• [Provided data]:
+++
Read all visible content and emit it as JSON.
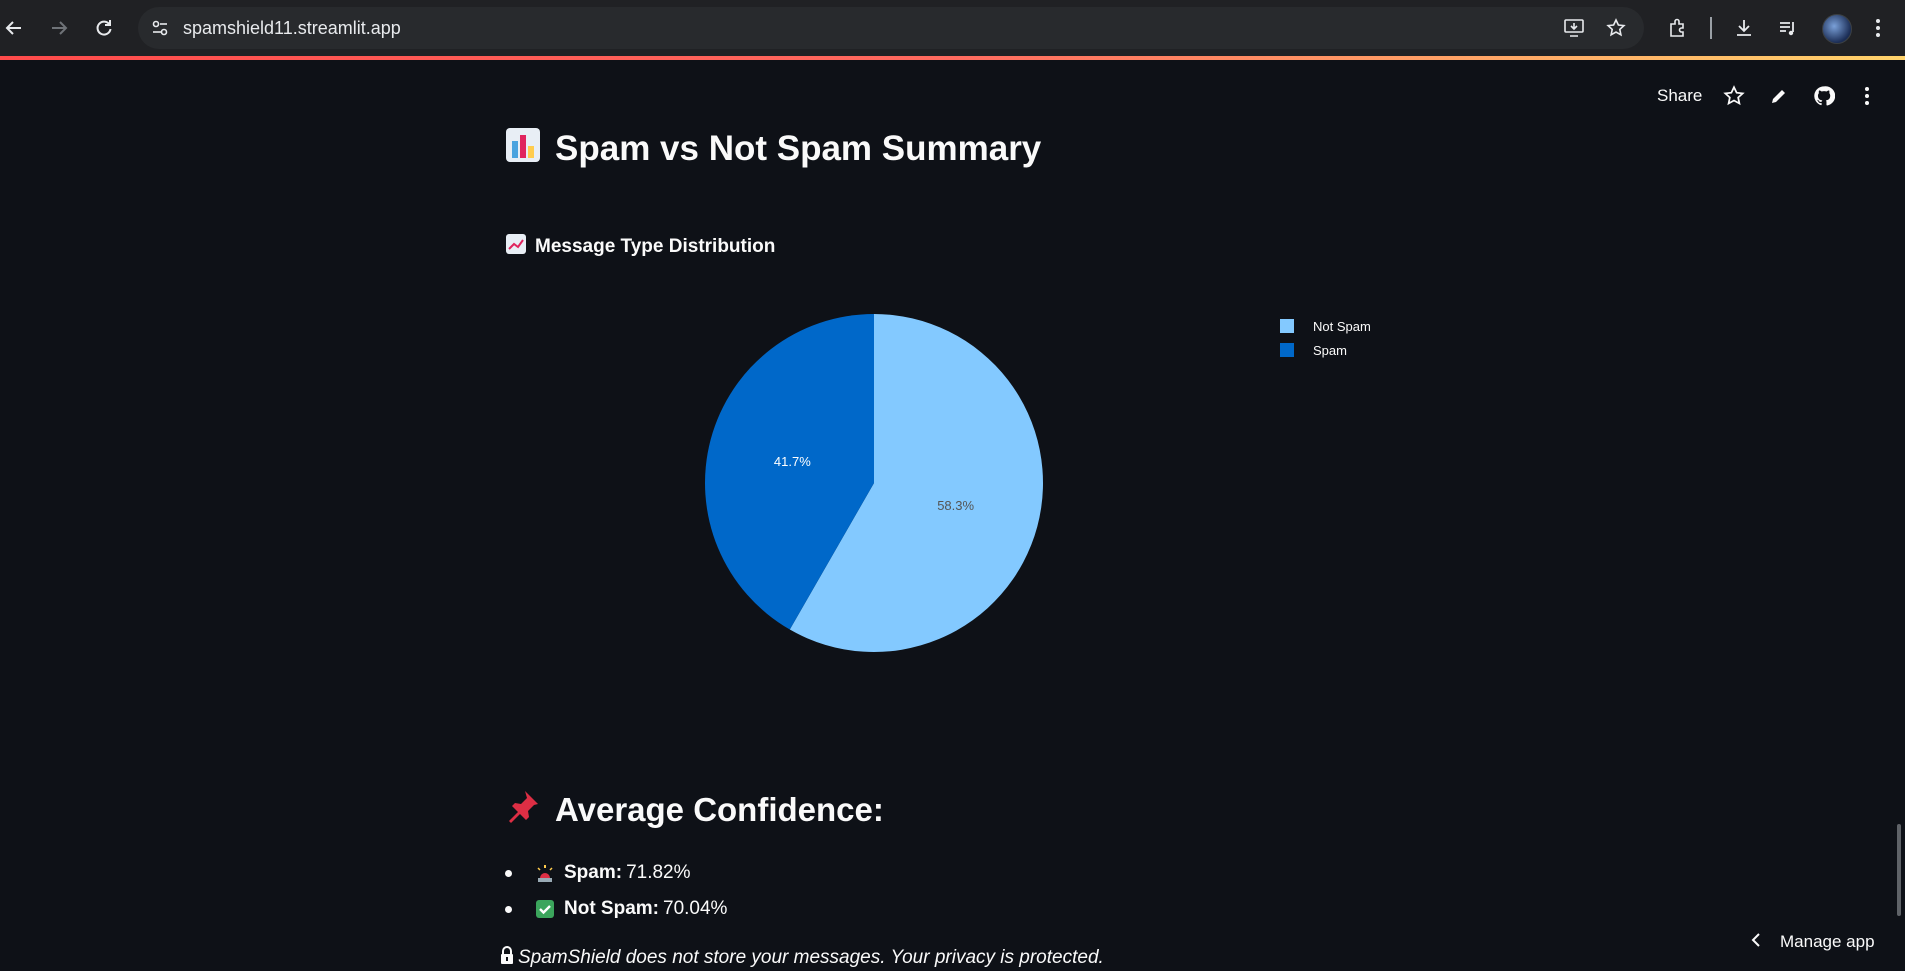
{
  "browser": {
    "url": "spamshield11.streamlit.app",
    "icons": [
      "back-arrow-icon",
      "forward-arrow-icon",
      "reload-icon",
      "site-settings-icon",
      "install-app-icon",
      "bookmark-star-icon",
      "extensions-icon",
      "download-icon",
      "media-controls-icon",
      "profile-avatar",
      "kebab-menu-icon"
    ]
  },
  "st_toolbar": {
    "share_label": "Share",
    "icons": [
      "star-icon",
      "edit-pencil-icon",
      "github-icon",
      "more-vert-icon"
    ]
  },
  "summary": {
    "title": "Spam vs Not Spam Summary",
    "emoji": "bar-chart-emoji"
  },
  "distribution": {
    "title": "Message Type Distribution",
    "emoji": "chart-increasing-emoji"
  },
  "chart_data": {
    "type": "pie",
    "labels": [
      "Not Spam",
      "Spam"
    ],
    "values": [
      58.3,
      41.7
    ],
    "value_labels": [
      "58.3%",
      "41.7%"
    ],
    "colors": [
      "#83c9ff",
      "#0068c9"
    ],
    "label_colors": [
      "#555555",
      "#ffffff"
    ],
    "legend": "right",
    "title": ""
  },
  "confidence": {
    "title": "Average Confidence:",
    "emoji": "pushpin-emoji",
    "items": [
      {
        "label": "Spam:",
        "value": "71.82%",
        "emoji": "police-light-emoji"
      },
      {
        "label": "Not Spam:",
        "value": "70.04%",
        "emoji": "check-mark-emoji"
      }
    ]
  },
  "footer": {
    "privacy_text": "SpamShield does not store your messages. Your privacy is protected.",
    "manage_app": "Manage app"
  }
}
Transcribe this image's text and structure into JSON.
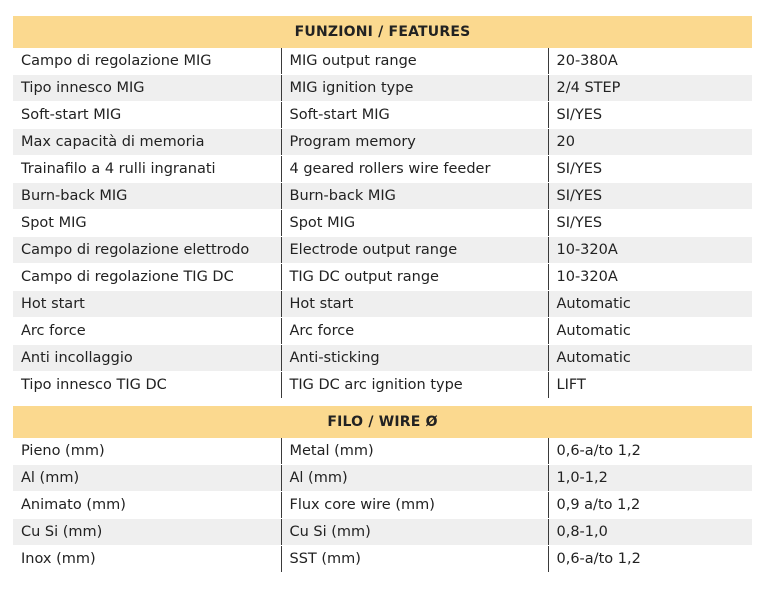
{
  "features": {
    "title": "FUNZIONI / FEATURES",
    "rows": [
      {
        "it": "Campo di regolazione MIG",
        "en": "MIG output range",
        "value": "20-380A"
      },
      {
        "it": "Tipo innesco MIG",
        "en": "MIG ignition type",
        "value": "2/4 STEP"
      },
      {
        "it": "Soft-start MIG",
        "en": "Soft-start MIG",
        "value": "SI/YES"
      },
      {
        "it": "Max capacità di memoria",
        "en": "Program memory",
        "value": "20"
      },
      {
        "it": "Trainafilo a 4 rulli ingranati",
        "en": "4 geared rollers wire feeder",
        "value": "SI/YES"
      },
      {
        "it": "Burn-back MIG",
        "en": "Burn-back MIG",
        "value": "SI/YES"
      },
      {
        "it": "Spot MIG",
        "en": "Spot MIG",
        "value": "SI/YES"
      },
      {
        "it": "Campo di regolazione elettrodo",
        "en": "Electrode output range",
        "value": "10-320A"
      },
      {
        "it": "Campo di regolazione TIG DC",
        "en": "TIG DC output range",
        "value": "10-320A"
      },
      {
        "it": "Hot start",
        "en": "Hot start",
        "value": "Automatic"
      },
      {
        "it": "Arc force",
        "en": "Arc force",
        "value": "Automatic"
      },
      {
        "it": "Anti incollaggio",
        "en": "Anti-sticking",
        "value": "Automatic"
      },
      {
        "it": "Tipo innesco TIG DC",
        "en": "TIG DC arc ignition type",
        "value": "LIFT"
      }
    ]
  },
  "wire": {
    "title": "FILO / WIRE Ø",
    "rows": [
      {
        "it": "Pieno (mm)",
        "en": "Metal (mm)",
        "value": "0,6-a/to 1,2"
      },
      {
        "it": "Al (mm)",
        "en": "Al (mm)",
        "value": "1,0-1,2"
      },
      {
        "it": "Animato (mm)",
        "en": "Flux core wire (mm)",
        "value": "0,9 a/to 1,2"
      },
      {
        "it": "Cu Si (mm)",
        "en": "Cu Si (mm)",
        "value": "0,8-1,0"
      },
      {
        "it": "Inox (mm)",
        "en": "SST (mm)",
        "value": "0,6-a/to 1,2"
      }
    ]
  },
  "colors": {
    "header_bg": "#fbd98f",
    "stripe_bg": "#efefef",
    "divider": "#3a3a3a"
  }
}
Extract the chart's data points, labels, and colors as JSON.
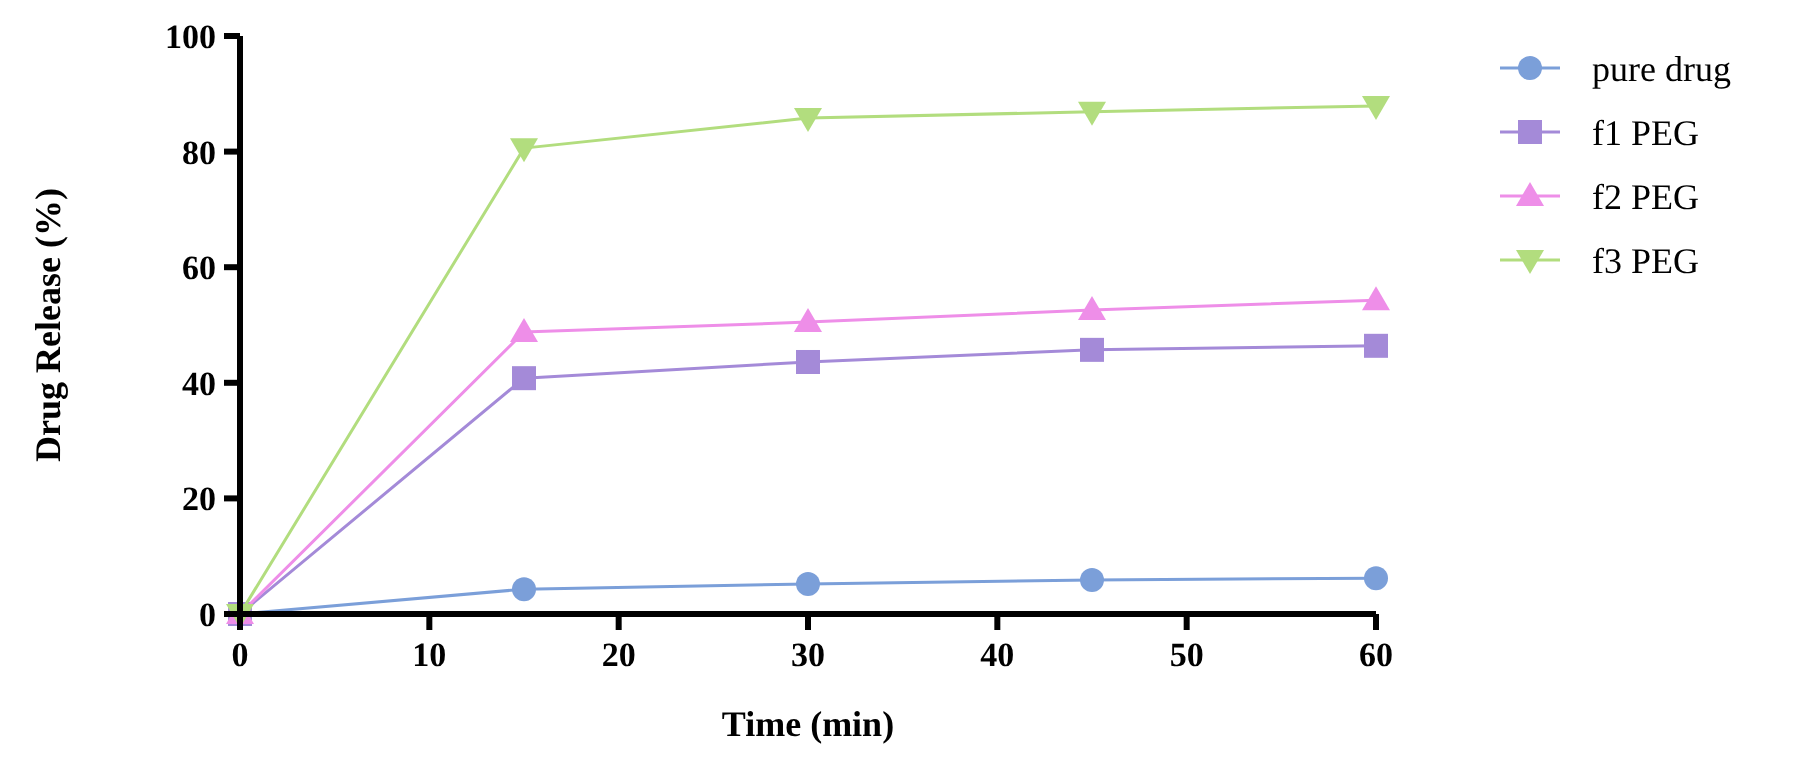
{
  "chart_data": {
    "type": "line",
    "xlabel": "Time (min)",
    "ylabel": "Drug Release (%)",
    "x": [
      0,
      15,
      30,
      45,
      60
    ],
    "xlim": [
      0,
      60
    ],
    "xticks": [
      0,
      10,
      20,
      30,
      40,
      50,
      60
    ],
    "ylim": [
      0,
      100
    ],
    "yticks": [
      0,
      20,
      40,
      60,
      80,
      100
    ],
    "grid": false,
    "legend": "top right",
    "line_style": "solid",
    "series": [
      {
        "name": "pure drug",
        "color": "#7b9fd9",
        "marker": "circle",
        "values": [
          0,
          4.3,
          5.2,
          5.9,
          6.2
        ]
      },
      {
        "name": "f1 PEG",
        "color": "#a48ad8",
        "marker": "square",
        "values": [
          0,
          40.8,
          43.6,
          45.7,
          46.4
        ]
      },
      {
        "name": "f2 PEG",
        "color": "#ee8ee8",
        "marker": "triangle",
        "values": [
          0,
          48.8,
          50.5,
          52.6,
          54.3
        ]
      },
      {
        "name": "f3 PEG",
        "color": "#b2dd7e",
        "marker": "triangle-down",
        "values": [
          0,
          80.6,
          85.8,
          86.9,
          87.9
        ]
      }
    ]
  }
}
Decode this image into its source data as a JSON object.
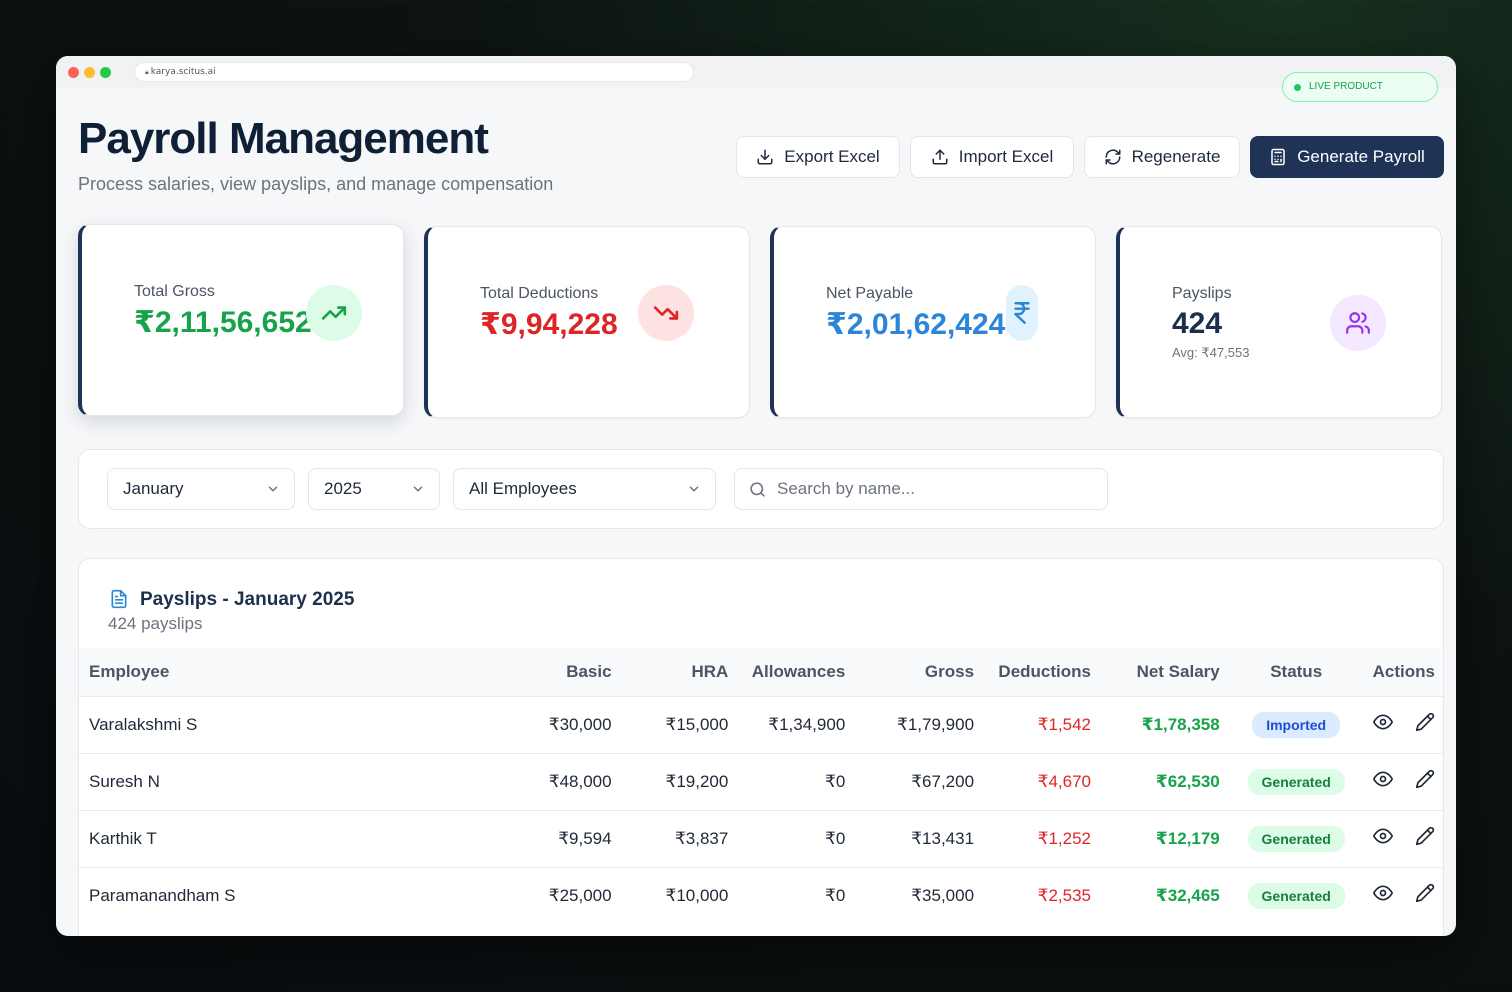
{
  "browser": {
    "url": "karya.scitus.ai",
    "live_badge": "LIVE PRODUCT"
  },
  "header": {
    "title": "Payroll Management",
    "subtitle": "Process salaries, view payslips, and manage compensation",
    "actions": {
      "export": "Export Excel",
      "import": "Import Excel",
      "regenerate": "Regenerate",
      "generate": "Generate Payroll"
    }
  },
  "stats": {
    "gross": {
      "label": "Total Gross",
      "value": "₹2,11,56,652",
      "color": "#16a34a",
      "icon": "trending-up-icon"
    },
    "deductions": {
      "label": "Total Deductions",
      "value": "₹9,94,228",
      "color": "#dc2626",
      "icon": "trending-down-icon"
    },
    "net": {
      "label": "Net Payable",
      "value": "₹2,01,62,424",
      "color": "#2b86d8",
      "icon": "rupee-icon"
    },
    "payslips": {
      "label": "Payslips",
      "value": "424",
      "sub": "Avg: ₹47,553",
      "color": "#1e2f4d",
      "icon": "users-icon"
    }
  },
  "filters": {
    "month": "January",
    "year": "2025",
    "employees": "All Employees",
    "search_placeholder": "Search by name..."
  },
  "table": {
    "title": "Payslips - January 2025",
    "count": "424 payslips",
    "columns": [
      "Employee",
      "Basic",
      "HRA",
      "Allowances",
      "Gross",
      "Deductions",
      "Net Salary",
      "Status",
      "Actions"
    ],
    "rows": [
      {
        "employee": "Varalakshmi S",
        "basic": "₹30,000",
        "hra": "₹15,000",
        "allowances": "₹1,34,900",
        "gross": "₹1,79,900",
        "deductions": "₹1,542",
        "net": "₹1,78,358",
        "status": "Imported"
      },
      {
        "employee": "Suresh N",
        "basic": "₹48,000",
        "hra": "₹19,200",
        "allowances": "₹0",
        "gross": "₹67,200",
        "deductions": "₹4,670",
        "net": "₹62,530",
        "status": "Generated"
      },
      {
        "employee": "Karthik T",
        "basic": "₹9,594",
        "hra": "₹3,837",
        "allowances": "₹0",
        "gross": "₹13,431",
        "deductions": "₹1,252",
        "net": "₹12,179",
        "status": "Generated"
      },
      {
        "employee": "Paramanandham S",
        "basic": "₹25,000",
        "hra": "₹10,000",
        "allowances": "₹0",
        "gross": "₹35,000",
        "deductions": "₹2,535",
        "net": "₹32,465",
        "status": "Generated"
      }
    ]
  }
}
+++
• [Task objective]:
Quote each line of the listing exactly, but leave the pictures out.

• [Full answer]:
Read all visible content and emit it as JSON.
{
  "browser": {
    "url": "spamshield11.streamlit.app",
    "icons": [
      "back-arrow-icon",
      "forward-arrow-icon",
      "reload-icon",
      "site-settings-icon",
      "install-app-icon",
      "bookmark-star-icon",
      "extensions-icon",
      "download-icon",
      "media-controls-icon",
      "profile-avatar",
      "kebab-menu-icon"
    ]
  },
  "st_toolbar": {
    "share_label": "Share",
    "icons": [
      "star-icon",
      "edit-pencil-icon",
      "github-icon",
      "more-vert-icon"
    ]
  },
  "summary": {
    "title": "Spam vs Not Spam Summary",
    "emoji": "bar-chart-emoji"
  },
  "distribution": {
    "title": "Message Type Distribution",
    "emoji": "chart-increasing-emoji"
  },
  "chart_data": {
    "type": "pie",
    "labels": [
      "Not Spam",
      "Spam"
    ],
    "values": [
      58.3,
      41.7
    ],
    "value_labels": [
      "58.3%",
      "41.7%"
    ],
    "colors": [
      "#83c9ff",
      "#0068c9"
    ],
    "label_colors": [
      "#555555",
      "#ffffff"
    ],
    "legend": "right",
    "title": ""
  },
  "confidence": {
    "title": "Average Confidence:",
    "emoji": "pushpin-emoji",
    "items": [
      {
        "label": "Spam:",
        "value": "71.82%",
        "emoji": "police-light-emoji"
      },
      {
        "label": "Not Spam:",
        "value": "70.04%",
        "emoji": "check-mark-emoji"
      }
    ]
  },
  "footer": {
    "privacy_text": "SpamShield does not store your messages. Your privacy is protected.",
    "manage_app": "Manage app"
  }
}
Transcribe this image's text and structure into JSON.
{
  "features": {
    "title": "FUNZIONI / FEATURES",
    "rows": [
      {
        "it": "Campo di regolazione MIG",
        "en": "MIG output range",
        "value": "20-380A"
      },
      {
        "it": "Tipo innesco MIG",
        "en": "MIG ignition type",
        "value": "2/4 STEP"
      },
      {
        "it": "Soft-start MIG",
        "en": "Soft-start MIG",
        "value": "SI/YES"
      },
      {
        "it": "Max capacità di memoria",
        "en": "Program memory",
        "value": "20"
      },
      {
        "it": "Trainafilo a 4 rulli ingranati",
        "en": "4 geared rollers wire feeder",
        "value": "SI/YES"
      },
      {
        "it": "Burn-back MIG",
        "en": "Burn-back MIG",
        "value": "SI/YES"
      },
      {
        "it": "Spot MIG",
        "en": "Spot MIG",
        "value": "SI/YES"
      },
      {
        "it": "Campo di regolazione elettrodo",
        "en": "Electrode output range",
        "value": "10-320A"
      },
      {
        "it": "Campo di regolazione TIG DC",
        "en": "TIG DC output range",
        "value": "10-320A"
      },
      {
        "it": "Hot start",
        "en": "Hot start",
        "value": "Automatic"
      },
      {
        "it": "Arc force",
        "en": "Arc force",
        "value": "Automatic"
      },
      {
        "it": "Anti incollaggio",
        "en": "Anti-sticking",
        "value": "Automatic"
      },
      {
        "it": "Tipo innesco TIG DC",
        "en": "TIG DC arc ignition type",
        "value": "LIFT"
      }
    ]
  },
  "wire": {
    "title": "FILO / WIRE Ø",
    "rows": [
      {
        "it": "Pieno (mm)",
        "en": "Metal (mm)",
        "value": "0,6-a/to 1,2"
      },
      {
        "it": "Al (mm)",
        "en": "Al (mm)",
        "value": "1,0-1,2"
      },
      {
        "it": "Animato (mm)",
        "en": "Flux core wire (mm)",
        "value": "0,9 a/to 1,2"
      },
      {
        "it": "Cu Si (mm)",
        "en": "Cu Si (mm)",
        "value": "0,8-1,0"
      },
      {
        "it": "Inox (mm)",
        "en": "SST (mm)",
        "value": "0,6-a/to 1,2"
      }
    ]
  },
  "colors": {
    "header_bg": "#fbd98f",
    "stripe_bg": "#efefef",
    "divider": "#3a3a3a"
  }
}
Extract the chart's data points, labels, and colors as JSON.
{
  "chart_data": {
    "type": "line",
    "xlabel": "Time (min)",
    "ylabel": "Drug Release (%)",
    "x": [
      0,
      15,
      30,
      45,
      60
    ],
    "xlim": [
      0,
      60
    ],
    "xticks": [
      0,
      10,
      20,
      30,
      40,
      50,
      60
    ],
    "ylim": [
      0,
      100
    ],
    "yticks": [
      0,
      20,
      40,
      60,
      80,
      100
    ],
    "grid": false,
    "legend": "top right",
    "line_style": "solid",
    "series": [
      {
        "name": "pure drug",
        "color": "#7b9fd9",
        "marker": "circle",
        "values": [
          0,
          4.3,
          5.2,
          5.9,
          6.2
        ]
      },
      {
        "name": "f1 PEG",
        "color": "#a48ad8",
        "marker": "square",
        "values": [
          0,
          40.8,
          43.6,
          45.7,
          46.4
        ]
      },
      {
        "name": "f2 PEG",
        "color": "#ee8ee8",
        "marker": "triangle",
        "values": [
          0,
          48.8,
          50.5,
          52.6,
          54.3
        ]
      },
      {
        "name": "f3 PEG",
        "color": "#b2dd7e",
        "marker": "triangle-down",
        "values": [
          0,
          80.6,
          85.8,
          86.9,
          87.9
        ]
      }
    ]
  }
}
Decode this image into its source data as a JSON object.
{
  "browser": {
    "url": "karya.scitus.ai",
    "live_badge": "LIVE PRODUCT"
  },
  "header": {
    "title": "Payroll Management",
    "subtitle": "Process salaries, view payslips, and manage compensation",
    "actions": {
      "export": "Export Excel",
      "import": "Import Excel",
      "regenerate": "Regenerate",
      "generate": "Generate Payroll"
    }
  },
  "stats": {
    "gross": {
      "label": "Total Gross",
      "value": "₹2,11,56,652",
      "color": "#16a34a",
      "icon": "trending-up-icon"
    },
    "deductions": {
      "label": "Total Deductions",
      "value": "₹9,94,228",
      "color": "#dc2626",
      "icon": "trending-down-icon"
    },
    "net": {
      "label": "Net Payable",
      "value": "₹2,01,62,424",
      "color": "#2b86d8",
      "icon": "rupee-icon"
    },
    "payslips": {
      "label": "Payslips",
      "value": "424",
      "sub": "Avg: ₹47,553",
      "color": "#1e2f4d",
      "icon": "users-icon"
    }
  },
  "filters": {
    "month": "January",
    "year": "2025",
    "employees": "All Employees",
    "search_placeholder": "Search by name..."
  },
  "table": {
    "title": "Payslips - January 2025",
    "count": "424 payslips",
    "columns": [
      "Employee",
      "Basic",
      "HRA",
      "Allowances",
      "Gross",
      "Deductions",
      "Net Salary",
      "Status",
      "Actions"
    ],
    "rows": [
      {
        "employee": "Varalakshmi S",
        "basic": "₹30,000",
        "hra": "₹15,000",
        "allowances": "₹1,34,900",
        "gross": "₹1,79,900",
        "deductions": "₹1,542",
        "net": "₹1,78,358",
        "status": "Imported"
      },
      {
        "employee": "Suresh N",
        "basic": "₹48,000",
        "hra": "₹19,200",
        "allowances": "₹0",
        "gross": "₹67,200",
        "deductions": "₹4,670",
        "net": "₹62,530",
        "status": "Generated"
      },
      {
        "employee": "Karthik T",
        "basic": "₹9,594",
        "hra": "₹3,837",
        "allowances": "₹0",
        "gross": "₹13,431",
        "deductions": "₹1,252",
        "net": "₹12,179",
        "status": "Generated"
      },
      {
        "employee": "Paramanandham S",
        "basic": "₹25,000",
        "hra": "₹10,000",
        "allowances": "₹0",
        "gross": "₹35,000",
        "deductions": "₹2,535",
        "net": "₹32,465",
        "status": "Generated"
      }
    ]
  }
}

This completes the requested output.